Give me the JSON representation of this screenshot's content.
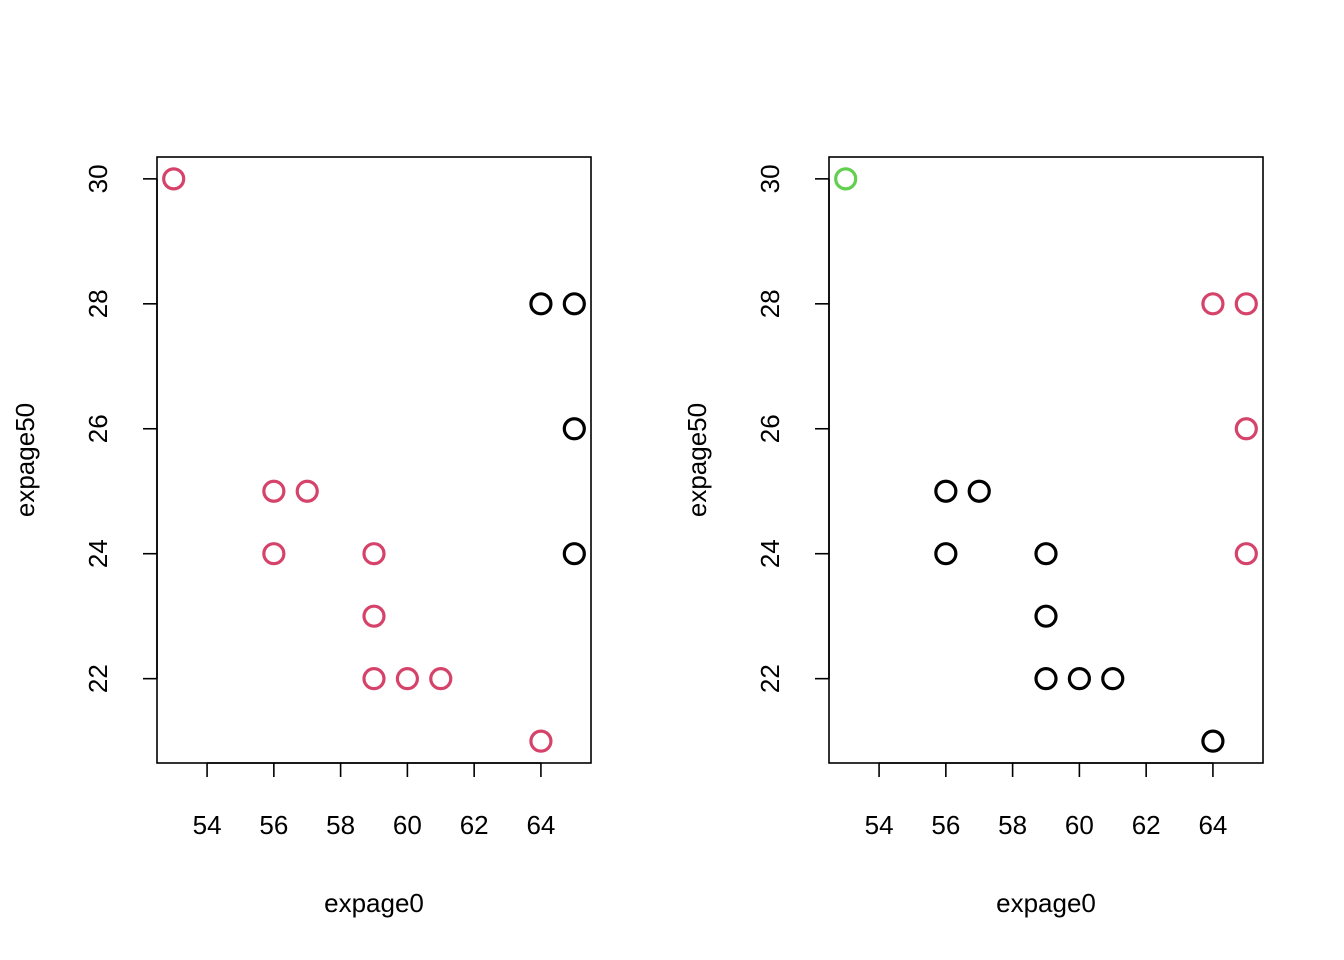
{
  "chart_data": [
    {
      "type": "scatter",
      "title": "",
      "xlabel": "expage0",
      "ylabel": "expage50",
      "xlim": [
        52.5,
        65.5
      ],
      "ylim": [
        20.65,
        30.35
      ],
      "xticks": [
        54,
        56,
        58,
        60,
        62,
        64
      ],
      "yticks": [
        22,
        24,
        26,
        28,
        30
      ],
      "xtick_labels": [
        "54",
        "56",
        "58",
        "60",
        "62",
        "64"
      ],
      "ytick_labels": [
        "22",
        "24",
        "26",
        "28",
        "30"
      ],
      "points": [
        {
          "x": 53,
          "y": 30,
          "color": "#d6436a"
        },
        {
          "x": 64,
          "y": 28,
          "color": "#000000"
        },
        {
          "x": 65,
          "y": 28,
          "color": "#000000"
        },
        {
          "x": 65,
          "y": 26,
          "color": "#000000"
        },
        {
          "x": 56,
          "y": 25,
          "color": "#d6436a"
        },
        {
          "x": 57,
          "y": 25,
          "color": "#d6436a"
        },
        {
          "x": 56,
          "y": 24,
          "color": "#d6436a"
        },
        {
          "x": 59,
          "y": 24,
          "color": "#d6436a"
        },
        {
          "x": 65,
          "y": 24,
          "color": "#000000"
        },
        {
          "x": 59,
          "y": 23,
          "color": "#d6436a"
        },
        {
          "x": 59,
          "y": 22,
          "color": "#d6436a"
        },
        {
          "x": 60,
          "y": 22,
          "color": "#d6436a"
        },
        {
          "x": 61,
          "y": 22,
          "color": "#d6436a"
        },
        {
          "x": 64,
          "y": 21,
          "color": "#d6436a"
        }
      ]
    },
    {
      "type": "scatter",
      "title": "",
      "xlabel": "expage0",
      "ylabel": "expage50",
      "xlim": [
        52.5,
        65.5
      ],
      "ylim": [
        20.65,
        30.35
      ],
      "xticks": [
        54,
        56,
        58,
        60,
        62,
        64
      ],
      "yticks": [
        22,
        24,
        26,
        28,
        30
      ],
      "xtick_labels": [
        "54",
        "56",
        "58",
        "60",
        "62",
        "64"
      ],
      "ytick_labels": [
        "22",
        "24",
        "26",
        "28",
        "30"
      ],
      "points": [
        {
          "x": 53,
          "y": 30,
          "color": "#61d04f"
        },
        {
          "x": 64,
          "y": 28,
          "color": "#d6436a"
        },
        {
          "x": 65,
          "y": 28,
          "color": "#d6436a"
        },
        {
          "x": 65,
          "y": 26,
          "color": "#d6436a"
        },
        {
          "x": 56,
          "y": 25,
          "color": "#000000"
        },
        {
          "x": 57,
          "y": 25,
          "color": "#000000"
        },
        {
          "x": 56,
          "y": 24,
          "color": "#000000"
        },
        {
          "x": 59,
          "y": 24,
          "color": "#000000"
        },
        {
          "x": 65,
          "y": 24,
          "color": "#d6436a"
        },
        {
          "x": 59,
          "y": 23,
          "color": "#000000"
        },
        {
          "x": 59,
          "y": 22,
          "color": "#000000"
        },
        {
          "x": 60,
          "y": 22,
          "color": "#000000"
        },
        {
          "x": 61,
          "y": 22,
          "color": "#000000"
        },
        {
          "x": 64,
          "y": 21,
          "color": "#000000"
        }
      ]
    }
  ]
}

────────────────────

[Task description]
Every entry above should be duplicated exactly. Do not include the images.

[Answer for this exercise]
Give me the JSON representation of this screenshot's content.
{
  "chart_data": [
    {
      "type": "scatter",
      "title": "",
      "xlabel": "expage0",
      "ylabel": "expage50",
      "xlim": [
        52.5,
        65.5
      ],
      "ylim": [
        20.65,
        30.35
      ],
      "xticks": [
        54,
        56,
        58,
        60,
        62,
        64
      ],
      "yticks": [
        22,
        24,
        26,
        28,
        30
      ],
      "xtick_labels": [
        "54",
        "56",
        "58",
        "60",
        "62",
        "64"
      ],
      "ytick_labels": [
        "22",
        "24",
        "26",
        "28",
        "30"
      ],
      "points": [
        {
          "x": 53,
          "y": 30,
          "color": "#d6436a"
        },
        {
          "x": 64,
          "y": 28,
          "color": "#000000"
        },
        {
          "x": 65,
          "y": 28,
          "color": "#000000"
        },
        {
          "x": 65,
          "y": 26,
          "color": "#000000"
        },
        {
          "x": 56,
          "y": 25,
          "color": "#d6436a"
        },
        {
          "x": 57,
          "y": 25,
          "color": "#d6436a"
        },
        {
          "x": 56,
          "y": 24,
          "color": "#d6436a"
        },
        {
          "x": 59,
          "y": 24,
          "color": "#d6436a"
        },
        {
          "x": 65,
          "y": 24,
          "color": "#000000"
        },
        {
          "x": 59,
          "y": 23,
          "color": "#d6436a"
        },
        {
          "x": 59,
          "y": 22,
          "color": "#d6436a"
        },
        {
          "x": 60,
          "y": 22,
          "color": "#d6436a"
        },
        {
          "x": 61,
          "y": 22,
          "color": "#d6436a"
        },
        {
          "x": 64,
          "y": 21,
          "color": "#d6436a"
        }
      ]
    },
    {
      "type": "scatter",
      "title": "",
      "xlabel": "expage0",
      "ylabel": "expage50",
      "xlim": [
        52.5,
        65.5
      ],
      "ylim": [
        20.65,
        30.35
      ],
      "xticks": [
        54,
        56,
        58,
        60,
        62,
        64
      ],
      "yticks": [
        22,
        24,
        26,
        28,
        30
      ],
      "xtick_labels": [
        "54",
        "56",
        "58",
        "60",
        "62",
        "64"
      ],
      "ytick_labels": [
        "22",
        "24",
        "26",
        "28",
        "30"
      ],
      "points": [
        {
          "x": 53,
          "y": 30,
          "color": "#61d04f"
        },
        {
          "x": 64,
          "y": 28,
          "color": "#d6436a"
        },
        {
          "x": 65,
          "y": 28,
          "color": "#d6436a"
        },
        {
          "x": 65,
          "y": 26,
          "color": "#d6436a"
        },
        {
          "x": 56,
          "y": 25,
          "color": "#000000"
        },
        {
          "x": 57,
          "y": 25,
          "color": "#000000"
        },
        {
          "x": 56,
          "y": 24,
          "color": "#000000"
        },
        {
          "x": 59,
          "y": 24,
          "color": "#000000"
        },
        {
          "x": 65,
          "y": 24,
          "color": "#d6436a"
        },
        {
          "x": 59,
          "y": 23,
          "color": "#000000"
        },
        {
          "x": 59,
          "y": 22,
          "color": "#000000"
        },
        {
          "x": 60,
          "y": 22,
          "color": "#000000"
        },
        {
          "x": 61,
          "y": 22,
          "color": "#000000"
        },
        {
          "x": 64,
          "y": 21,
          "color": "#000000"
        }
      ]
    }
  ]
}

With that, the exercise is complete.